> **SET TASK**
Below is a listing; write it out exactly and drop any images from it.

> **DATA FOR THE TASK**
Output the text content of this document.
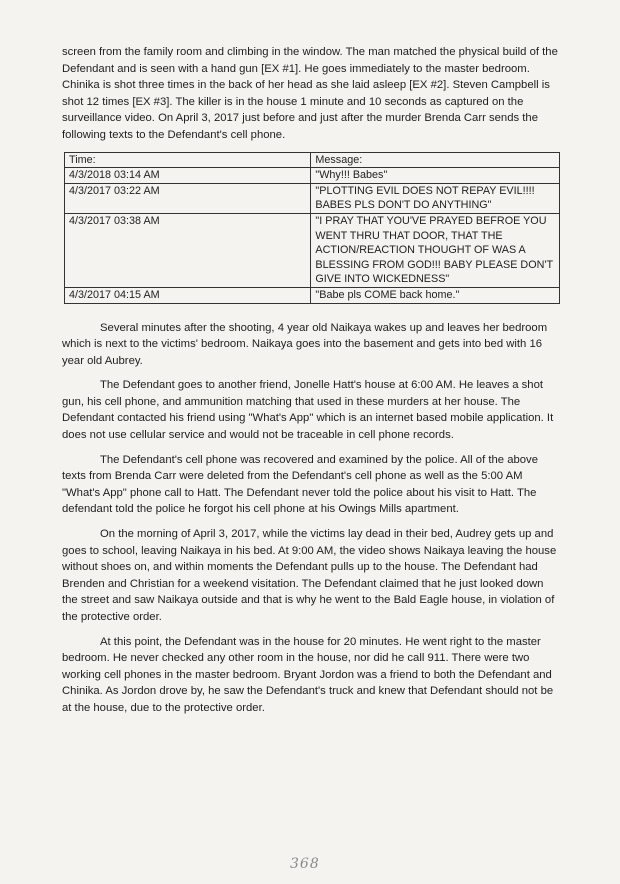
screen from the family room and climbing in the window. The man matched the physical build of the Defendant and is seen with a hand gun [EX #1]. He goes immediately to the master bedroom. Chinika is shot three times in the back of her head as she laid asleep [EX #2]. Steven Campbell is shot 12 times [EX #3]. The killer is in the house 1 minute and 10 seconds as captured on the surveillance video. On April 3, 2017 just before and just after the murder Brenda Carr sends the following texts to the Defendant's cell phone.

Time:	Message:
4/3/2018 03:14 AM	"Why!!! Babes"
4/3/2017 03:22 AM	"PLOTTING EVIL DOES NOT REPAY EVIL!!!! BABES PLS DON'T DO ANYTHING"
4/3/2017 03:38 AM	"I PRAY THAT YOU'VE PRAYED BEFROE YOU WENT THRU THAT DOOR, THAT THE ACTION/REACTION THOUGHT OF WAS A BLESSING FROM GOD!!! BABY PLEASE DON'T GIVE INTO WICKEDNESS"
4/3/2017 04:15 AM	"Babe pls COME back home."

Several minutes after the shooting, 4 year old Naikaya wakes up and leaves her bedroom which is next to the victims' bedroom. Naikaya goes into the basement and gets into bed with 16 year old Aubrey.

The Defendant goes to another friend, Jonelle Hatt's house at 6:00 AM. He leaves a shot gun, his cell phone, and ammunition matching that used in these murders at her house. The Defendant contacted his friend using "What's App" which is an internet based mobile application. It does not use cellular service and would not be traceable in cell phone records.

The Defendant's cell phone was recovered and examined by the police. All of the above texts from Brenda Carr were deleted from the Defendant's cell phone as well as the 5:00 AM "What's App" phone call to Hatt. The Defendant never told the police about his visit to Hatt. The defendant told the police he forgot his cell phone at his Owings Mills apartment.

On the morning of April 3, 2017, while the victims lay dead in their bed, Audrey gets up and goes to school, leaving Naikaya in his bed. At 9:00 AM, the video shows Naikaya leaving the house without shoes on, and within moments the Defendant pulls up to the house. The Defendant had Brenden and Christian for a weekend visitation. The Defendant claimed that he just looked down the street and saw Naikaya outside and that is why he went to the Bald Eagle house, in violation of the protective order.

At this point, the Defendant was in the house for 20 minutes. He went right to the master bedroom. He never checked any other room in the house, nor did he call 911. There were two working cell phones in the master bedroom. Bryant Jordon was a friend to both the Defendant and Chinika. As Jordon drove by, he saw the Defendant's truck and knew that Defendant should not be at the house, due to the protective order.

368
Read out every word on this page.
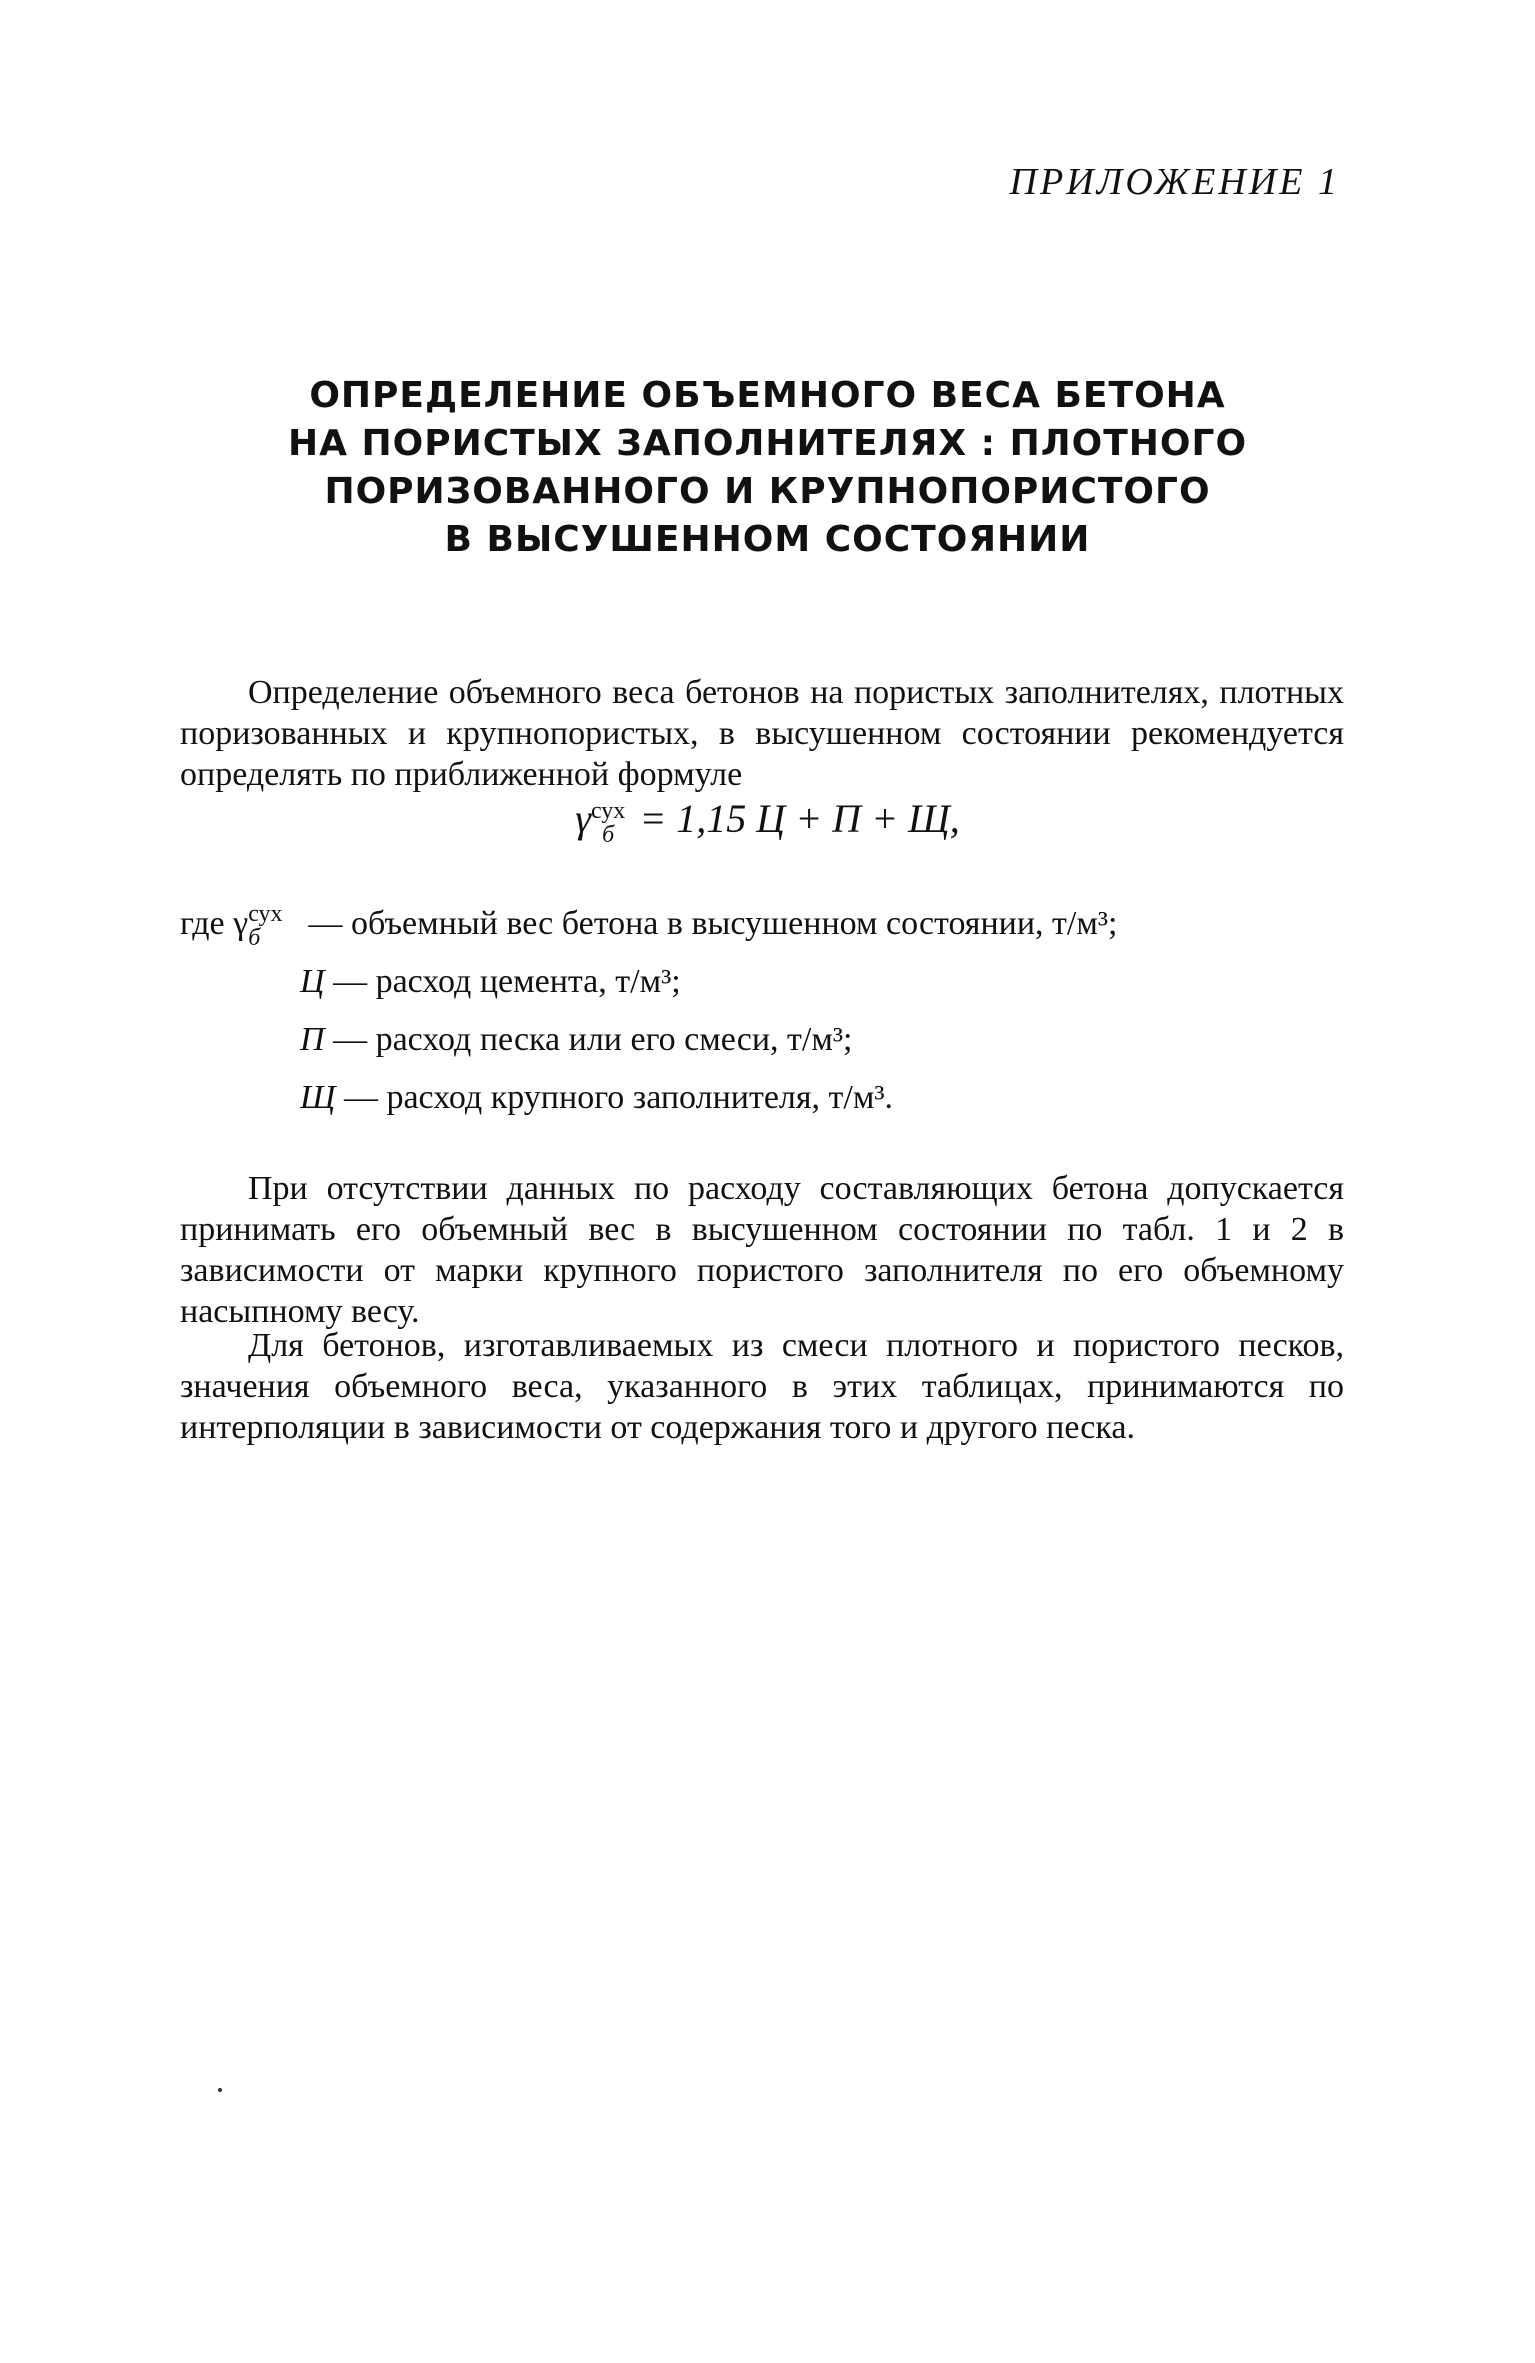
ПРИЛОЖЕНИЕ 1
ОПРЕДЕЛЕНИЕ ОБЪЕМНОГО ВЕСА БЕТОНА
НА ПОРИСТЫХ ЗАПОЛНИТЕЛЯХ : ПЛОТНОГО
ПОРИЗОВАННОГО И КРУПНОПОРИСТОГО
В ВЫСУШЕННОМ СОСТОЯНИИ

Определение объемного веса бетонов на пористых заполнителях, плотных поризованных и крупнопористых, в высушенном состоянии рекомендуется определять по приближенной формуле

γ сух
б = 1,15 Ц + П + Щ,
где γ сух
б	— объемный вес бетона в высушенном состоянии, т/м³;
Ц — расход цемента, т/м³;
П — расход песка или его смеси, т/м³;
Щ — расход крупного заполнителя, т/м³.

При отсутствии данных по расходу составляющих бетона допускается принимать его объемный вес в высушенном состоянии по табл. 1 и 2 в зависимости от марки крупного пористого заполнителя по его объемному насыпному весу.

Для бетонов, изготавливаемых из смеси плотного и пористого песков, значения объемного веса, указанного в этих таблицах, принимаются по интерполяции в зависимости от содержания того и другого песка.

> **CORRECT RESPONSE**
Output the text content of this document.
screen from the family room and climbing in the window. The man matched the physical build of the Defendant and is seen with a hand gun [EX #1]. He goes immediately to the master bedroom. Chinika is shot three times in the back of her head as she laid asleep [EX #2]. Steven Campbell is shot 12 times [EX #3]. The killer is in the house 1 minute and 10 seconds as captured on the surveillance video. On April 3, 2017 just before and just after the murder Brenda Carr sends the following texts to the Defendant's cell phone.

Time:	Message:
4/3/2018 03:14 AM	"Why!!! Babes"
4/3/2017 03:22 AM	"PLOTTING EVIL DOES NOT REPAY EVIL!!!! BABES PLS DON'T DO ANYTHING"
4/3/2017 03:38 AM	"I PRAY THAT YOU'VE PRAYED BEFROE YOU WENT THRU THAT DOOR, THAT THE ACTION/REACTION THOUGHT OF WAS A BLESSING FROM GOD!!! BABY PLEASE DON'T GIVE INTO WICKEDNESS"
4/3/2017 04:15 AM	"Babe pls COME back home."

Several minutes after the shooting, 4 year old Naikaya wakes up and leaves her bedroom which is next to the victims' bedroom. Naikaya goes into the basement and gets into bed with 16 year old Aubrey.

The Defendant goes to another friend, Jonelle Hatt's house at 6:00 AM. He leaves a shot gun, his cell phone, and ammunition matching that used in these murders at her house. The Defendant contacted his friend using "What's App" which is an internet based mobile application. It does not use cellular service and would not be traceable in cell phone records.

The Defendant's cell phone was recovered and examined by the police. All of the above texts from Brenda Carr were deleted from the Defendant's cell phone as well as the 5:00 AM "What's App" phone call to Hatt. The Defendant never told the police about his visit to Hatt. The defendant told the police he forgot his cell phone at his Owings Mills apartment.

On the morning of April 3, 2017, while the victims lay dead in their bed, Audrey gets up and goes to school, leaving Naikaya in his bed. At 9:00 AM, the video shows Naikaya leaving the house without shoes on, and within moments the Defendant pulls up to the house. The Defendant had Brenden and Christian for a weekend visitation. The Defendant claimed that he just looked down the street and saw Naikaya outside and that is why he went to the Bald Eagle house, in violation of the protective order.

At this point, the Defendant was in the house for 20 minutes. He went right to the master bedroom. He never checked any other room in the house, nor did he call 911. There were two working cell phones in the master bedroom. Bryant Jordon was a friend to both the Defendant and Chinika. As Jordon drove by, he saw the Defendant's truck and knew that Defendant should not be at the house, due to the protective order.

368
Read out every word on this page.
ПРИЛОЖЕНИЕ 1
ОПРЕДЕЛЕНИЕ ОБЪЕМНОГО ВЕСА БЕТОНА
НА ПОРИСТЫХ ЗАПОЛНИТЕЛЯХ : ПЛОТНОГО
ПОРИЗОВАННОГО И КРУПНОПОРИСТОГО
В ВЫСУШЕННОМ СОСТОЯНИИ

Определение объемного веса бетонов на пористых заполнителях, плотных поризованных и крупнопористых, в высушенном состоянии рекомендуется определять по приближенной формуле

γ сух
б = 1,15 Ц + П + Щ,
где γ сух
б	— объемный вес бетона в высушенном состоянии, т/м³;
Ц — расход цемента, т/м³;
П — расход песка или его смеси, т/м³;
Щ — расход крупного заполнителя, т/м³.

При отсутствии данных по расходу составляющих бетона допускается принимать его объемный вес в высушенном состоянии по табл. 1 и 2 в зависимости от марки крупного пористого заполнителя по его объемному насыпному весу.

Для бетонов, изготавливаемых из смеси плотного и пористого песков, значения объемного веса, указанного в этих таблицах, принимаются по интерполяции в зависимости от содержания того и другого песка.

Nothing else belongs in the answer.